Nada Laaraj (, born 2 September 2000) is a Moroccan taekwondo practitioner. She is a gold medalist in the women's 57 kg event at the African Games, the Islamic Solidarity Games and the African Taekwondo Championships. She also represented Morocco at the 2020 Summer Olympics in Tokyo, Japan.

Career 

In May 2017, she won one of the bronze medals in the women's 57kg event at the 2017 Islamic Solidarity Games held in Baku, Azerbaijan. The following month, she competed in the women's featherweight event at the 2017 World Taekwondo Championships held in Muju, South Korea where she was eliminated in her second match by Jade Jones of Great Britain. At the 2018 African Taekwondo Championships held in Agadir, Morocco, she won the gold medal in the women's 57kg event. In that same year, she was eliminated in her first match in the women's 57kg event at the 2018 Mediterranean Games held in Tarragona, Spain.

In 2019, she competed in the women's featherweight event at the World Taekwondo Championships held in Manchester, United Kingdom. A few months later, she represented Morocco at the 2019 African Games held in Rabat, Morocco and she won the gold medal in the women's 57kg event. In 2020, she competed in the women's 57 kg event at the African Olympic Qualification Tournament in Rabat, Morocco and she qualified to represent Morocco at the 2020 Summer Olympics in Tokyo, Japan.

** TO-DO LIST **
(a) Copy the taekwondo biography between "In 2019, she" and "represent Morocco at the 2020 Summer Olympics in Tokyo, Japan.", inclusive, renaming "Rabat" as "Marrakesh" wherever it occurs.
(b) Decide whether each statement agrees with the taekwondo biography, answering yes or no and quoting the words that settle it: (i) At the 2017 World Taekwondo Championships, she lost her second match to Jade Jones. (ii) The 2018 Mediterranean Games took place in Agadir. (iii) She earned her place at the 2020 Summer Olympics through the African Olympic Qualification Tournament in Rabat.
The items are not needed for anything that follows.

** RECORDS PROVIDED **
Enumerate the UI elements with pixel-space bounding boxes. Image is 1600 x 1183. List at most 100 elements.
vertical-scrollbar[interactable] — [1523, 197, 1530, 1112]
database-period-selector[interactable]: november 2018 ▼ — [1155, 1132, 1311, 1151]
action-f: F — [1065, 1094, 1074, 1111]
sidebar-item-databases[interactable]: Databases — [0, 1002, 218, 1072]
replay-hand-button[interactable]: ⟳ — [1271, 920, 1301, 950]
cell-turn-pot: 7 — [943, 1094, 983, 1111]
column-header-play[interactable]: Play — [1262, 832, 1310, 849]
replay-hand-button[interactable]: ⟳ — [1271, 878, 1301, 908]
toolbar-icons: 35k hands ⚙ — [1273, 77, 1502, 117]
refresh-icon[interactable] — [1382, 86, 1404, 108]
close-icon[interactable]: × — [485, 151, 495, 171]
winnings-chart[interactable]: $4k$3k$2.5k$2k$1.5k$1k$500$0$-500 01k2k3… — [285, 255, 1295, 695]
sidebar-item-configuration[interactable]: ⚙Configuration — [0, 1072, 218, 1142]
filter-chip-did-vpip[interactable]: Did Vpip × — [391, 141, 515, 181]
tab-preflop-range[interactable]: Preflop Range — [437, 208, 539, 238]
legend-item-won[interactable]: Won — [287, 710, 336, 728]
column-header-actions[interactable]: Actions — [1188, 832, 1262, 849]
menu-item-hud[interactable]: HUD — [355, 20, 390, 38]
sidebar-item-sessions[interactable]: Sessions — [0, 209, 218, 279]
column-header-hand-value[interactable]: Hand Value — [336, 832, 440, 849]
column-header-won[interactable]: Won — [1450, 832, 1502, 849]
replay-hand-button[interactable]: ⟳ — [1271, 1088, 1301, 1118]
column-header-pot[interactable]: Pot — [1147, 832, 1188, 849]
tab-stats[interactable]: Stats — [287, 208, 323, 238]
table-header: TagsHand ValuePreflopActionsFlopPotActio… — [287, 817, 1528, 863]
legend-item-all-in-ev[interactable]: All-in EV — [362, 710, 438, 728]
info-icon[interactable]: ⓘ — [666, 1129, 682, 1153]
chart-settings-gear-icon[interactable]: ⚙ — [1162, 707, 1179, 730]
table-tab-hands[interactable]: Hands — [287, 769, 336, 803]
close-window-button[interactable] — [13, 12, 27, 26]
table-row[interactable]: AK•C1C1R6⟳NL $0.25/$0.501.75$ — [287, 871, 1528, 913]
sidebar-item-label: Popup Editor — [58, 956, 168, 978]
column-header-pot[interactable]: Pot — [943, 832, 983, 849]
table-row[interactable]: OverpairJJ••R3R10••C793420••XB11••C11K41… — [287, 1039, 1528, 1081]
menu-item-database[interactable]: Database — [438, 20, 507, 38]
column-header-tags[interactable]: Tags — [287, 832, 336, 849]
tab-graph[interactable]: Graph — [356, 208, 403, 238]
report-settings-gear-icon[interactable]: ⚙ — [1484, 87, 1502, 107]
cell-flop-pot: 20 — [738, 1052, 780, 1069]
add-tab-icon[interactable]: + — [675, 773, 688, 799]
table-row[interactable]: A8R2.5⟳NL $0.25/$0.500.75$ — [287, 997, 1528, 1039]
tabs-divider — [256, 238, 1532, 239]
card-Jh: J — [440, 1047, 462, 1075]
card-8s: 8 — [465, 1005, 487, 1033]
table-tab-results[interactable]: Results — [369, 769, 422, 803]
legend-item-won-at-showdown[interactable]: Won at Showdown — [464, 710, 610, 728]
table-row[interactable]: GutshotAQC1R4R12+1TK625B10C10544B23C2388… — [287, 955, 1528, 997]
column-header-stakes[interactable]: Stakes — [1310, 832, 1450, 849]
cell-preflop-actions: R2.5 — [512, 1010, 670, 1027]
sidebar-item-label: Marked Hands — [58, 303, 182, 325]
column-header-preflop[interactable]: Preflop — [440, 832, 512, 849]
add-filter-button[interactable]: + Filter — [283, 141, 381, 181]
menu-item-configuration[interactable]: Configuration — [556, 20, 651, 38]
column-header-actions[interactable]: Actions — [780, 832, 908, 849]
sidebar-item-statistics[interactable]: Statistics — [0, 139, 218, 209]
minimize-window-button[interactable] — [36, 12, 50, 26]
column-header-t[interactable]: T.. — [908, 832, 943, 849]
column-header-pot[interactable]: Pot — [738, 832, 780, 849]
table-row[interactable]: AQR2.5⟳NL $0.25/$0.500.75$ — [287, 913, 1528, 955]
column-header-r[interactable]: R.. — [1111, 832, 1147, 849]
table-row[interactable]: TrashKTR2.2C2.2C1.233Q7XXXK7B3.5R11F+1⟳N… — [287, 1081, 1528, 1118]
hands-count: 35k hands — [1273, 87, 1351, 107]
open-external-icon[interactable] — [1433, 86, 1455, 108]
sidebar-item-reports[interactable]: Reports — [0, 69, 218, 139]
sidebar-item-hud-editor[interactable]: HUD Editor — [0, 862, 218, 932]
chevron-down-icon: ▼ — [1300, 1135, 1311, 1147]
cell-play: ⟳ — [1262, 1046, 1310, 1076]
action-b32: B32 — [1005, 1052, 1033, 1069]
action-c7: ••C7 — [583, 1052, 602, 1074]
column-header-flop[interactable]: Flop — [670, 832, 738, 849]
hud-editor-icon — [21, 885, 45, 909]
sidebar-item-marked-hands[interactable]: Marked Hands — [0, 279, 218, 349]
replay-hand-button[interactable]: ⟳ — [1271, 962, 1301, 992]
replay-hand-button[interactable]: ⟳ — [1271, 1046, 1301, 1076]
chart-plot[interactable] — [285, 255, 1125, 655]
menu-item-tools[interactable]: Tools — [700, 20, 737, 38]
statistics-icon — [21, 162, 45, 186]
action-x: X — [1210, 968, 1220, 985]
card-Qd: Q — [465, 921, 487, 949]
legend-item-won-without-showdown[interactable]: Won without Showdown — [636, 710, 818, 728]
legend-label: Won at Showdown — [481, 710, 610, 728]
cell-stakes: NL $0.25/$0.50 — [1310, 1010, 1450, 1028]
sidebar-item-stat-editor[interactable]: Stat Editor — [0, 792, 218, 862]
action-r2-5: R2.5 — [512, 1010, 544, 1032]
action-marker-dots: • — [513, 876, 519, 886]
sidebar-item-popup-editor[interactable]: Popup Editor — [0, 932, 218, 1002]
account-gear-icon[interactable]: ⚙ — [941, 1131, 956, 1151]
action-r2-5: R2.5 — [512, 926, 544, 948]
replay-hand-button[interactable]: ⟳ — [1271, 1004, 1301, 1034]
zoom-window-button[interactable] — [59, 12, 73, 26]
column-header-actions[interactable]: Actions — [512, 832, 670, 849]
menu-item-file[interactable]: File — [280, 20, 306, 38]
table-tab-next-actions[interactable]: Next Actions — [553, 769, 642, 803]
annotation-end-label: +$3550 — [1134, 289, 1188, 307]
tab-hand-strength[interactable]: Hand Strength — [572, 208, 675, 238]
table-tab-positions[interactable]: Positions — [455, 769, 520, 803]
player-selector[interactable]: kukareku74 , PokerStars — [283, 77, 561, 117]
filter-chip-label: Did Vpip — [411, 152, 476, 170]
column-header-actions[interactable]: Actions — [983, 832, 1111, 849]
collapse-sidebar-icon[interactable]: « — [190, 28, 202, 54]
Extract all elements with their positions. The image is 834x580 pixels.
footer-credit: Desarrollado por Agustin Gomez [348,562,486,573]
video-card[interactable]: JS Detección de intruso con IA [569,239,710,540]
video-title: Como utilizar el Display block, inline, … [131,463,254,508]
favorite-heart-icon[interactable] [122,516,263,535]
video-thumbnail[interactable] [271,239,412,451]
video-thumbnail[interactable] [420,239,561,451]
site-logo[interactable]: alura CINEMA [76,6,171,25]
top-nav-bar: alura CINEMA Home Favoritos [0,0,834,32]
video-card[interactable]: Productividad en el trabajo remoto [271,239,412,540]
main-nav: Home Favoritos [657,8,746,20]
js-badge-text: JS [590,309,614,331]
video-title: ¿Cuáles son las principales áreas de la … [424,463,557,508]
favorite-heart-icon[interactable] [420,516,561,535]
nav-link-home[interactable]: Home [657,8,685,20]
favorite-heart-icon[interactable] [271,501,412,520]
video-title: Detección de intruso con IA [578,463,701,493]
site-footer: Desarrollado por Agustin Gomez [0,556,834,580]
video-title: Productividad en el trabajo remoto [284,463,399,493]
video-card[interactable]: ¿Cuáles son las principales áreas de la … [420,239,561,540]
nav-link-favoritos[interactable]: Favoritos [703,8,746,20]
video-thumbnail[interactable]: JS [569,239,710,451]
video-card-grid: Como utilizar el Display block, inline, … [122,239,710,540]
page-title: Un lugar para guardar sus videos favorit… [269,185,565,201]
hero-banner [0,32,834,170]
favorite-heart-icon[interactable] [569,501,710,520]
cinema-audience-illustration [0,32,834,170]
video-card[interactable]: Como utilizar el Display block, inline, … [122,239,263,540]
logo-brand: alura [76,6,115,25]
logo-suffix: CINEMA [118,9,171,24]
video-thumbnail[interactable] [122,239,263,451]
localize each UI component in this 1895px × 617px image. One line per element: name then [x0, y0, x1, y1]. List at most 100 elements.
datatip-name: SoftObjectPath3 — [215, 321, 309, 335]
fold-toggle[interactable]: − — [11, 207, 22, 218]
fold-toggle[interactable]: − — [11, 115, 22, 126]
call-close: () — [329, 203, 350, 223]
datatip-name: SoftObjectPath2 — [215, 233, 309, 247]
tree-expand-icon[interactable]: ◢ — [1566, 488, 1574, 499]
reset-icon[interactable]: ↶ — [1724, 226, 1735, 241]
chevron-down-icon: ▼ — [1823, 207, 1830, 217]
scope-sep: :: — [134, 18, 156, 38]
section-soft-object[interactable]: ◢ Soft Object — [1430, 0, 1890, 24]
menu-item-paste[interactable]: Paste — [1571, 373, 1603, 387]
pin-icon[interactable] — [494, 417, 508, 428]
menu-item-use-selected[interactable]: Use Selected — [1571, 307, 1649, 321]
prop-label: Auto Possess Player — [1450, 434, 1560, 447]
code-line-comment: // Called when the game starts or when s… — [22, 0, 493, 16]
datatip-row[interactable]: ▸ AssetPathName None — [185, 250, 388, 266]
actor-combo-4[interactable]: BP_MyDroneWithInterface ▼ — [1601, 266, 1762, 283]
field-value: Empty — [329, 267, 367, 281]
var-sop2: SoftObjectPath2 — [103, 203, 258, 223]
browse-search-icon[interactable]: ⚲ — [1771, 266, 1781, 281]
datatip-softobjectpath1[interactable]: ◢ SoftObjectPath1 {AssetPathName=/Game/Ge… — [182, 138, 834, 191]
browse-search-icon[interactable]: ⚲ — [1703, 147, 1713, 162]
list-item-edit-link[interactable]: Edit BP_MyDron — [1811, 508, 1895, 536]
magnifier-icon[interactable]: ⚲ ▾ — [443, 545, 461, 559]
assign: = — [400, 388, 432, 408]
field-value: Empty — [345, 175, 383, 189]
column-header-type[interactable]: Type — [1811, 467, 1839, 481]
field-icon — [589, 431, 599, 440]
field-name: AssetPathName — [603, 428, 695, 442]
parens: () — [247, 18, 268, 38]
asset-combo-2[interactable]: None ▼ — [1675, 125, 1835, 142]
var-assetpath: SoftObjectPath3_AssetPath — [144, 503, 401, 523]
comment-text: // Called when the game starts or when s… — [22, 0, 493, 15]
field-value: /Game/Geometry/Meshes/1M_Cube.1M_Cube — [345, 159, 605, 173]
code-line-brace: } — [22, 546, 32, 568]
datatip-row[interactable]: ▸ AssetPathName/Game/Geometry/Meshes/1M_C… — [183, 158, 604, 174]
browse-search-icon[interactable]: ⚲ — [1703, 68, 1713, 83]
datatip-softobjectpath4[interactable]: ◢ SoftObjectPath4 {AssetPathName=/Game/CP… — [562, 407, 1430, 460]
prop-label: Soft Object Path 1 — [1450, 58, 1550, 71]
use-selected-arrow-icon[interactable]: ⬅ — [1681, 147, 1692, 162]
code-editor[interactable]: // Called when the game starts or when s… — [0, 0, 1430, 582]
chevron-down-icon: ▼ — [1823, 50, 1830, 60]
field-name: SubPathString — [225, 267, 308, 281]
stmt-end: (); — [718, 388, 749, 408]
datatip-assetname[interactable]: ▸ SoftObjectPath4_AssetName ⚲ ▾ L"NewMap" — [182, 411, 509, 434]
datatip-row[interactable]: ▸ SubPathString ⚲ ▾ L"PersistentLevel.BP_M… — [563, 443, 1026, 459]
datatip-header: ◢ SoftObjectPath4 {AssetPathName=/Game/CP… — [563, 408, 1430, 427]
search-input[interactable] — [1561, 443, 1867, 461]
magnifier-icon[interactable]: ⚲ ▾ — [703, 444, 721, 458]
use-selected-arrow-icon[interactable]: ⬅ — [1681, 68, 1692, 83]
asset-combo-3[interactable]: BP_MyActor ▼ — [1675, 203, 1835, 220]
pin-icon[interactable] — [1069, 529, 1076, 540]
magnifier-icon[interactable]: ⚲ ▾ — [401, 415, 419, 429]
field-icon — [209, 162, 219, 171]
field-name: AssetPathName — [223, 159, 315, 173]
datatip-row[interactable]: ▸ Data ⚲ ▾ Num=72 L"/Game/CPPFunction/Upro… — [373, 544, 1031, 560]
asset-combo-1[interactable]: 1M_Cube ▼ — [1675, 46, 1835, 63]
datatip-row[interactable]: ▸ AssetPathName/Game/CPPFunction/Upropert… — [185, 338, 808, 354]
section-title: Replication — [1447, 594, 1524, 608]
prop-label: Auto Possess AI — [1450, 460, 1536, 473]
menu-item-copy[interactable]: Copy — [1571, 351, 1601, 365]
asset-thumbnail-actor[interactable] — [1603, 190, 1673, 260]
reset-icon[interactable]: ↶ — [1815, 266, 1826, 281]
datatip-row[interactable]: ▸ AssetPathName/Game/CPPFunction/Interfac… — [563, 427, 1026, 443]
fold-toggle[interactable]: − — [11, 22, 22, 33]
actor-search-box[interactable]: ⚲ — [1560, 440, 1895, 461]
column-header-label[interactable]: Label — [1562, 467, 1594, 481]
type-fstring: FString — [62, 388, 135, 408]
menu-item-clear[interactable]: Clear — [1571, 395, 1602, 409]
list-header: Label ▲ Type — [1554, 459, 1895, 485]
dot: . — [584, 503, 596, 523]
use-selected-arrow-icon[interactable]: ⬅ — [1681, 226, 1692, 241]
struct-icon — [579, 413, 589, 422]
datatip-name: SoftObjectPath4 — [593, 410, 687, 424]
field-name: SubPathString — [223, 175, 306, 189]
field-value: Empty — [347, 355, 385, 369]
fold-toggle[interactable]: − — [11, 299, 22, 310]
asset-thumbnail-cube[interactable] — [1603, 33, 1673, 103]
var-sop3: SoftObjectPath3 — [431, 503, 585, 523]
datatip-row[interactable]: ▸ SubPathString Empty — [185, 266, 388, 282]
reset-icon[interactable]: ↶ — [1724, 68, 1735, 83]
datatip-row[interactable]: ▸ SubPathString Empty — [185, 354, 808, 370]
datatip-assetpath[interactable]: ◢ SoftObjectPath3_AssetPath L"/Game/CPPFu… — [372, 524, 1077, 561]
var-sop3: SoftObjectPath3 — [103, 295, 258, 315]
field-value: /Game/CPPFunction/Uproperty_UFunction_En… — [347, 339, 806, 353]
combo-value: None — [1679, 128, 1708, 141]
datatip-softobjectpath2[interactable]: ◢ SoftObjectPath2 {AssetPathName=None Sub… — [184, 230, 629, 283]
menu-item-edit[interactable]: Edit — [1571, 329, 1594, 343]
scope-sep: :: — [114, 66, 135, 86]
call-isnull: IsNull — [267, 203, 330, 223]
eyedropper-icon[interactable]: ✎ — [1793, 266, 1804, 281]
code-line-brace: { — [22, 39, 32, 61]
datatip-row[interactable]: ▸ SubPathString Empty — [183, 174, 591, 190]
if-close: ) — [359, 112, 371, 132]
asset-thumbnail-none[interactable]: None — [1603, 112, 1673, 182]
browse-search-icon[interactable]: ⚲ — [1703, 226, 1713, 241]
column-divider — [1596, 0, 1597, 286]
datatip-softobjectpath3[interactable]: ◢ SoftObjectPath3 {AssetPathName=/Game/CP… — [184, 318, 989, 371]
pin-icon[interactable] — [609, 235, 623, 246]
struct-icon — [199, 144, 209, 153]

** ANSWERS TO EACH TASK **
(a)
In 2019, she competed in the women's featherweight event at the World Taekwondo Championships held in Manchester, United Kingdom. A few months later, she represented Morocco at the 2019 African Games held in Marrakesh, Morocco and she won the gold medal in the women's 57kg event. In 2020, she competed in the women's 57 kg event at the African Olympic Qualification Tournament in Marrakesh, Morocco and she qualified to represent Morocco at the 2020 Summer Olympics in Tokyo, Japan.

(b)
(i) Yes: "she was eliminated in her second match by Jade Jones of Great Britain."
(ii) No: "the 2018 Mediterranean Games held in Tarragona, Spain."
(iii) Yes: "she competed in the women's 57 kg event at the African Olympic Qualification Tournament in Rabat, Morocco and she qualified to represent Morocco at the 2020 Summer Olympics in Tokyo, Japan."